[DIRECTION]
The records below need retyping in full; give them again exactly.

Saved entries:
● ● ● ● ● ● ●
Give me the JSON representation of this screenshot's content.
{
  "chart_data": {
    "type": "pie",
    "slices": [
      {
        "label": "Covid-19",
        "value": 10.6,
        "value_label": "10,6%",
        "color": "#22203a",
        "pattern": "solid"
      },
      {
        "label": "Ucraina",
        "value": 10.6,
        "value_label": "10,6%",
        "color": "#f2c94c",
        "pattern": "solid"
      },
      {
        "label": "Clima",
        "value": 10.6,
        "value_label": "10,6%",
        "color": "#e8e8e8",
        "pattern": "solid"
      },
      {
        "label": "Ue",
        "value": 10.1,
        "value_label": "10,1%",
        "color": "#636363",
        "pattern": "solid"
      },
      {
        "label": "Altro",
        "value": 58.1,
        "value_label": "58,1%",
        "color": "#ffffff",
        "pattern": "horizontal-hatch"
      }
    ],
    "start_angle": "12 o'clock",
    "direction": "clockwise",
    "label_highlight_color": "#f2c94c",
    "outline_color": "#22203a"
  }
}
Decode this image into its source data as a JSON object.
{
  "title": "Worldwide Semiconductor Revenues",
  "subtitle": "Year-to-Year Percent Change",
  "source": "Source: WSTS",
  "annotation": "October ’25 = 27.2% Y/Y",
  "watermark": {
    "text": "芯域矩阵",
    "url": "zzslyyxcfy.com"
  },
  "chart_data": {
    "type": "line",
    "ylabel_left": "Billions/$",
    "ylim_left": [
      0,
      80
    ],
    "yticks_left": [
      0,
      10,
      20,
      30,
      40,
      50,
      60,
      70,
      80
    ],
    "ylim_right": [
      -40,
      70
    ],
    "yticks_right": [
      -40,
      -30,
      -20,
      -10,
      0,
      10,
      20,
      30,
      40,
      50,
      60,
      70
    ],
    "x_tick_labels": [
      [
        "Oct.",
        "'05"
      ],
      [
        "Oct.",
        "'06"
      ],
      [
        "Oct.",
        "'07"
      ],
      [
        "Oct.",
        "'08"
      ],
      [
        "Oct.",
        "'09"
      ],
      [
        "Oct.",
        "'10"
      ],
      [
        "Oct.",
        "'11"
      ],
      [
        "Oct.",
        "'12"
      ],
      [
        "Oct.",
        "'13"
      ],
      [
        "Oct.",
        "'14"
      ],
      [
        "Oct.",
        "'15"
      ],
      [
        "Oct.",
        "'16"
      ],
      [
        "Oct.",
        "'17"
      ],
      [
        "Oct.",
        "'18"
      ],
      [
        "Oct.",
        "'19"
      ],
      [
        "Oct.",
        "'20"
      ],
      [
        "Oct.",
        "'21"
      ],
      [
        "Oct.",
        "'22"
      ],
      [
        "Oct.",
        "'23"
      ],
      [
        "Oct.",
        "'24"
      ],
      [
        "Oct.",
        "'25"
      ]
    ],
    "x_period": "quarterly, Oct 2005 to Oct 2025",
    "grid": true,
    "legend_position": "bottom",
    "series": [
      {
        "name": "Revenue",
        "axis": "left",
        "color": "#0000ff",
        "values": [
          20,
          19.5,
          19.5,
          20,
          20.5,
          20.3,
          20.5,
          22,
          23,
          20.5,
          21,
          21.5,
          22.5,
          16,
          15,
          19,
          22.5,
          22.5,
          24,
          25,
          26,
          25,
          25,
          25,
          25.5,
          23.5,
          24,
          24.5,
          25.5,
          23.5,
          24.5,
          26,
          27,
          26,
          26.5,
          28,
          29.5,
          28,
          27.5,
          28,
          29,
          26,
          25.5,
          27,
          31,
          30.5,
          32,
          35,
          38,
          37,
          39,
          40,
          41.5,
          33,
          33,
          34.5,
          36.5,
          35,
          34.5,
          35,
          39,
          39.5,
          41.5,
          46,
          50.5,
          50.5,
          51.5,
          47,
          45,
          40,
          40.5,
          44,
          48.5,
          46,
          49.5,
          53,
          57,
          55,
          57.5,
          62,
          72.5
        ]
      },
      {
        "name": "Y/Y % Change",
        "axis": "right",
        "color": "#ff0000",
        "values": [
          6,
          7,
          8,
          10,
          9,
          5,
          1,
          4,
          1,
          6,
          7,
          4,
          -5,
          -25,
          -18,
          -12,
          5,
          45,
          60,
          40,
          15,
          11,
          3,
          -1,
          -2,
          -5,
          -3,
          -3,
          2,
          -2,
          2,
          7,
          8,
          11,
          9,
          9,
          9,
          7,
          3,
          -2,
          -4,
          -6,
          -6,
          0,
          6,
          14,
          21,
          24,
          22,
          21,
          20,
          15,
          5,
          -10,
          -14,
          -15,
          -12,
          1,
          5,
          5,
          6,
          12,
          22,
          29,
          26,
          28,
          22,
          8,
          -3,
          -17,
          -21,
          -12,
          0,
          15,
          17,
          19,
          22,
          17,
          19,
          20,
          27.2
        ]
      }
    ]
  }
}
● ● ● ● ● ● ●
[EXERCISE SOLUTION]
Give me the JSON representation of this screenshot's content.
{
  "chart_data": {
    "type": "pie",
    "slices": [
      {
        "label": "Covid-19",
        "value": 10.6,
        "value_label": "10,6%",
        "color": "#22203a",
        "pattern": "solid"
      },
      {
        "label": "Ucraina",
        "value": 10.6,
        "value_label": "10,6%",
        "color": "#f2c94c",
        "pattern": "solid"
      },
      {
        "label": "Clima",
        "value": 10.6,
        "value_label": "10,6%",
        "color": "#e8e8e8",
        "pattern": "solid"
      },
      {
        "label": "Ue",
        "value": 10.1,
        "value_label": "10,1%",
        "color": "#636363",
        "pattern": "solid"
      },
      {
        "label": "Altro",
        "value": 58.1,
        "value_label": "58,1%",
        "color": "#ffffff",
        "pattern": "horizontal-hatch"
      }
    ],
    "start_angle": "12 o'clock",
    "direction": "clockwise",
    "label_highlight_color": "#f2c94c",
    "outline_color": "#22203a"
  }
}
Decode this image into its source data as a JSON object.
{
  "title": "Worldwide Semiconductor Revenues",
  "subtitle": "Year-to-Year Percent Change",
  "source": "Source: WSTS",
  "annotation": "October ’25 = 27.2% Y/Y",
  "watermark": {
    "text": "芯域矩阵",
    "url": "zzslyyxcfy.com"
  },
  "chart_data": {
    "type": "line",
    "ylabel_left": "Billions/$",
    "ylim_left": [
      0,
      80
    ],
    "yticks_left": [
      0,
      10,
      20,
      30,
      40,
      50,
      60,
      70,
      80
    ],
    "ylim_right": [
      -40,
      70
    ],
    "yticks_right": [
      -40,
      -30,
      -20,
      -10,
      0,
      10,
      20,
      30,
      40,
      50,
      60,
      70
    ],
    "x_tick_labels": [
      [
        "Oct.",
        "'05"
      ],
      [
        "Oct.",
        "'06"
      ],
      [
        "Oct.",
        "'07"
      ],
      [
        "Oct.",
        "'08"
      ],
      [
        "Oct.",
        "'09"
      ],
      [
        "Oct.",
        "'10"
      ],
      [
        "Oct.",
        "'11"
      ],
      [
        "Oct.",
        "'12"
      ],
      [
        "Oct.",
        "'13"
      ],
      [
        "Oct.",
        "'14"
      ],
      [
        "Oct.",
        "'15"
      ],
      [
        "Oct.",
        "'16"
      ],
      [
        "Oct.",
        "'17"
      ],
      [
        "Oct.",
        "'18"
      ],
      [
        "Oct.",
        "'19"
      ],
      [
        "Oct.",
        "'20"
      ],
      [
        "Oct.",
        "'21"
      ],
      [
        "Oct.",
        "'22"
      ],
      [
        "Oct.",
        "'23"
      ],
      [
        "Oct.",
        "'24"
      ],
      [
        "Oct.",
        "'25"
      ]
    ],
    "x_period": "quarterly, Oct 2005 to Oct 2025",
    "grid": true,
    "legend_position": "bottom",
    "series": [
      {
        "name": "Revenue",
        "axis": "left",
        "color": "#0000ff",
        "values": [
          20,
          19.5,
          19.5,
          20,
          20.5,
          20.3,
          20.5,
          22,
          23,
          20.5,
          21,
          21.5,
          22.5,
          16,
          15,
          19,
          22.5,
          22.5,
          24,
          25,
          26,
          25,
          25,
          25,
          25.5,
          23.5,
          24,
          24.5,
          25.5,
          23.5,
          24.5,
          26,
          27,
          26,
          26.5,
          28,
          29.5,
          28,
          27.5,
          28,
          29,
          26,
          25.5,
          27,
          31,
          30.5,
          32,
          35,
          38,
          37,
          39,
          40,
          41.5,
          33,
          33,
          34.5,
          36.5,
          35,
          34.5,
          35,
          39,
          39.5,
          41.5,
          46,
          50.5,
          50.5,
          51.5,
          47,
          45,
          40,
          40.5,
          44,
          48.5,
          46,
          49.5,
          53,
          57,
          55,
          57.5,
          62,
          72.5
        ]
      },
      {
        "name": "Y/Y % Change",
        "axis": "right",
        "color": "#ff0000",
        "values": [
          6,
          7,
          8,
          10,
          9,
          5,
          1,
          4,
          1,
          6,
          7,
          4,
          -5,
          -25,
          -18,
          -12,
          5,
          45,
          60,
          40,
          15,
          11,
          3,
          -1,
          -2,
          -5,
          -3,
          -3,
          2,
          -2,
          2,
          7,
          8,
          11,
          9,
          9,
          9,
          7,
          3,
          -2,
          -4,
          -6,
          -6,
          0,
          6,
          14,
          21,
          24,
          22,
          21,
          20,
          15,
          5,
          -10,
          -14,
          -15,
          -12,
          1,
          5,
          5,
          6,
          12,
          22,
          29,
          26,
          28,
          22,
          8,
          -3,
          -17,
          -21,
          -12,
          0,
          15,
          17,
          19,
          22,
          17,
          19,
          20,
          27.2
        ]
      }
    ]
  }
}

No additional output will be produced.